What is being asked
Check every line below for the string "płukania", and copy the lines that contain it.

Dataset entries
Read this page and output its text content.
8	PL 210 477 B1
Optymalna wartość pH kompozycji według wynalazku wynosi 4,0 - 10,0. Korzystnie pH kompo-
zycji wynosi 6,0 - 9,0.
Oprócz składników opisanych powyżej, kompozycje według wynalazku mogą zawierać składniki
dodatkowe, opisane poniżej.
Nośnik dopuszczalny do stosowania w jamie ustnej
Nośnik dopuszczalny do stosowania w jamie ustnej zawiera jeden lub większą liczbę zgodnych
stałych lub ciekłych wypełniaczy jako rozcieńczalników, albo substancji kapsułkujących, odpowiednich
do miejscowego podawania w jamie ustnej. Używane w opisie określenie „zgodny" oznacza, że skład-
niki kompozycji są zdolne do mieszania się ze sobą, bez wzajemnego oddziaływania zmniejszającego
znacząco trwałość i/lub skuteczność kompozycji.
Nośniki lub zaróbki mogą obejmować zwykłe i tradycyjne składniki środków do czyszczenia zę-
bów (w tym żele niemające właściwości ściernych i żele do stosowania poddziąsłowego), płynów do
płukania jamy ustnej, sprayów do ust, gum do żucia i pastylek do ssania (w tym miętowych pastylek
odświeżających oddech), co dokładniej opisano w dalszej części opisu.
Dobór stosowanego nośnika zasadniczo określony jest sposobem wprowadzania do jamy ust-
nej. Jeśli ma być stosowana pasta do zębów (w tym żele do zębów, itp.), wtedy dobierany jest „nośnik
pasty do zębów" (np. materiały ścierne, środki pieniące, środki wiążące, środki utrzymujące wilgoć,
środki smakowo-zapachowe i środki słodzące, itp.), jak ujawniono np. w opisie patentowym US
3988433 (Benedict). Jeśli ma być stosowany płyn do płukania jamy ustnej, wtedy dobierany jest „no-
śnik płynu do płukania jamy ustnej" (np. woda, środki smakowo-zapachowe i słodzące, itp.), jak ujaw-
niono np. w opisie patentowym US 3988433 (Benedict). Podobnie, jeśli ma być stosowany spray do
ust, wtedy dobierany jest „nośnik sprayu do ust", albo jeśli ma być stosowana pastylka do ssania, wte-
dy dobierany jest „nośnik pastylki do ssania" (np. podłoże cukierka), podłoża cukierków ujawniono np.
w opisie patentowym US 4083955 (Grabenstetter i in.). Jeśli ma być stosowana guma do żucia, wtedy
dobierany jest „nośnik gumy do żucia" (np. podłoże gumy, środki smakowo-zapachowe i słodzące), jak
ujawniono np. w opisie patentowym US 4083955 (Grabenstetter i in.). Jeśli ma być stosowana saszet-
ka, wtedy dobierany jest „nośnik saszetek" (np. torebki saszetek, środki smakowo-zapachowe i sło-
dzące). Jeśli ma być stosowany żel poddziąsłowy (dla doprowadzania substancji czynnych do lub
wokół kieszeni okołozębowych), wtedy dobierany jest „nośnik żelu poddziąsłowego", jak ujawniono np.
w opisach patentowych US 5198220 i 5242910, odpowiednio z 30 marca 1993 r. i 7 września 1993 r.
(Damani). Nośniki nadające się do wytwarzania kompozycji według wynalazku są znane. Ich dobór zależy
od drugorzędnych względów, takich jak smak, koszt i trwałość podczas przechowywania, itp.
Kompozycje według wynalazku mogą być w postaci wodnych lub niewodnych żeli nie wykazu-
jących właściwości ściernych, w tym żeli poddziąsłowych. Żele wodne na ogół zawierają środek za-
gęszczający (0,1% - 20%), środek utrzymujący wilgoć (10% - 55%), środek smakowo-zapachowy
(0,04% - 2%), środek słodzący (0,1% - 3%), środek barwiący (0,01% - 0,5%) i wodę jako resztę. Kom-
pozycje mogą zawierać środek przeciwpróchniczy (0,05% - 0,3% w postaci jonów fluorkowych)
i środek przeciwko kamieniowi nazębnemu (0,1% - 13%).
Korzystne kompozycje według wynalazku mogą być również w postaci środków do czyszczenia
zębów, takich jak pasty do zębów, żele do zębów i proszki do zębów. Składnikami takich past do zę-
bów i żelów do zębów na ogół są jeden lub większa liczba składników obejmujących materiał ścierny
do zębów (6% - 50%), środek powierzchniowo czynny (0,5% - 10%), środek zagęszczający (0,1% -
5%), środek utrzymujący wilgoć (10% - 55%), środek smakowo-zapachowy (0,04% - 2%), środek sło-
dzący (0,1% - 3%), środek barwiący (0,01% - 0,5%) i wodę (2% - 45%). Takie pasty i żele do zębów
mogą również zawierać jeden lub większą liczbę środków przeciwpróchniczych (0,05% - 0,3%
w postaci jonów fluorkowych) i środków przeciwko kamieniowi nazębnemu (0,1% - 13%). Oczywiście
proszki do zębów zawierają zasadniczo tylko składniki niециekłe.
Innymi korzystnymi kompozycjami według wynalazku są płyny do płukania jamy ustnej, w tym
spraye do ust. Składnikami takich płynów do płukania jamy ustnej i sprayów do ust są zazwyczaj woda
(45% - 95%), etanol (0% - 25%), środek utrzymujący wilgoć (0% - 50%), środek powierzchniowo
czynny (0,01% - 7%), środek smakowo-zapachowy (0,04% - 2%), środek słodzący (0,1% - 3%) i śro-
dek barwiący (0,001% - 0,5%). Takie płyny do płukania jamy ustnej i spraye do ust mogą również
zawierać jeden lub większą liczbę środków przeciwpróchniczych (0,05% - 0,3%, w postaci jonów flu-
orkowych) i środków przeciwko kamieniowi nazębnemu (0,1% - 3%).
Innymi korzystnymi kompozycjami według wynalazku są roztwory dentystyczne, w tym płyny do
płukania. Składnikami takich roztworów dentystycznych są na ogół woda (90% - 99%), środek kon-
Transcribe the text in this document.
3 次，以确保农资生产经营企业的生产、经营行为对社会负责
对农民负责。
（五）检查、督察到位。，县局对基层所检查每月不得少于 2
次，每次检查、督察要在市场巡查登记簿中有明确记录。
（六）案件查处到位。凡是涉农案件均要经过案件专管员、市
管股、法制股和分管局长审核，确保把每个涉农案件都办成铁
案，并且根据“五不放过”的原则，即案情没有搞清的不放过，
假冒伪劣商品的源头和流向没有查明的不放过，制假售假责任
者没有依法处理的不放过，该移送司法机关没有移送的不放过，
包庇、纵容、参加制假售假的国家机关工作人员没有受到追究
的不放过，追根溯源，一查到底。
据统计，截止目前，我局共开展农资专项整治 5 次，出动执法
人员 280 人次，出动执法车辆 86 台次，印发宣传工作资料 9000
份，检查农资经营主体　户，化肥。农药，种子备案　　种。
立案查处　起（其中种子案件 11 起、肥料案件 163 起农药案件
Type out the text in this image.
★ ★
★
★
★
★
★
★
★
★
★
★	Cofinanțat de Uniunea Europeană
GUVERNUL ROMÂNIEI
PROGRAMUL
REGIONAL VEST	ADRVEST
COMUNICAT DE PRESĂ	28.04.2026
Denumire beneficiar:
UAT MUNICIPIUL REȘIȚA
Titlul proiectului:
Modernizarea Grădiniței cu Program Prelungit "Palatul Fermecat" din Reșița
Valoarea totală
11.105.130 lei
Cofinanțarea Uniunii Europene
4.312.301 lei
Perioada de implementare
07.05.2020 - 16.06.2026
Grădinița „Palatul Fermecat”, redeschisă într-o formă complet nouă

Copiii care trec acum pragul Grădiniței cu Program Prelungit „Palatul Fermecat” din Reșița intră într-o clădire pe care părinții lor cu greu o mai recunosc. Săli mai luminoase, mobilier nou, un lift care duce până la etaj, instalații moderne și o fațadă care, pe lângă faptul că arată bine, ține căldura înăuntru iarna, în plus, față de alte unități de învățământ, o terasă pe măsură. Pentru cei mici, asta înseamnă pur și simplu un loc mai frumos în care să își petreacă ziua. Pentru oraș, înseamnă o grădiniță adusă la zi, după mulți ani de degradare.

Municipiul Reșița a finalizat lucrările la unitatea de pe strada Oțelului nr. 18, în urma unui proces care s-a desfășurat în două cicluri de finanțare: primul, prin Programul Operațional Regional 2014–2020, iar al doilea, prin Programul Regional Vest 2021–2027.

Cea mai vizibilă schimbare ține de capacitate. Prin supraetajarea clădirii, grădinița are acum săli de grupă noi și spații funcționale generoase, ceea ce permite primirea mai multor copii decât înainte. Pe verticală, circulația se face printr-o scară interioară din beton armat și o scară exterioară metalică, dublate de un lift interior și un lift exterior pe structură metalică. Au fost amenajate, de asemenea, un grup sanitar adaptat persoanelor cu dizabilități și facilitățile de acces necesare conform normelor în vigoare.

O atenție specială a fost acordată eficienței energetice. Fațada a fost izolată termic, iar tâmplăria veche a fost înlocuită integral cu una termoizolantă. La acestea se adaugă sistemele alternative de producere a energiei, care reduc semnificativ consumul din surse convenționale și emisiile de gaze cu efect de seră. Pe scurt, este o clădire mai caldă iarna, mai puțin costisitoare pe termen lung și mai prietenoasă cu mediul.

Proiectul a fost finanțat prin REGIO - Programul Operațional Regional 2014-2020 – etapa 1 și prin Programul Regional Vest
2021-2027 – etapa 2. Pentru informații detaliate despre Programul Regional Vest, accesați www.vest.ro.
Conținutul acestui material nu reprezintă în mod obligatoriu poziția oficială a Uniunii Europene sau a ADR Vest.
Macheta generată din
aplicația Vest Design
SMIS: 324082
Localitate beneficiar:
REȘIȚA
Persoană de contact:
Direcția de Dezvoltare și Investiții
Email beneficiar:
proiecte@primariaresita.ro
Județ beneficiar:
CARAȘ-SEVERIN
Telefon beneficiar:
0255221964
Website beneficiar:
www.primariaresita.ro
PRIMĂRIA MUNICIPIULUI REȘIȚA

Output of the exercise
płukania jamy ustnej, sprayów do ust, gum do żucia i pastylek do ssania (w tym miętowych pastylek
3988433 (Benedict). Jeśli ma być stosowany płyn do płukania jamy ustnej, wtedy dobierany jest „no-
śnik płynu do płukania jamy ustnej" (np. woda, środki smakowo-zapachowe i słodzące, itp.), jak ujaw-
Innymi korzystnymi kompozycjami według wynalazku są płyny do płukania jamy ustnej, w tym
spraye do ust. Składnikami takich płynów do płukania jamy ustnej i sprayów do ust są zazwyczaj woda
dek barwiący (0,001% - 0,5%). Takie płyny do płukania jamy ustnej i spraye do ust mogą również
płukania. Składnikami takich roztworów dentystycznych są na ogół woda (90% - 99%), środek kon-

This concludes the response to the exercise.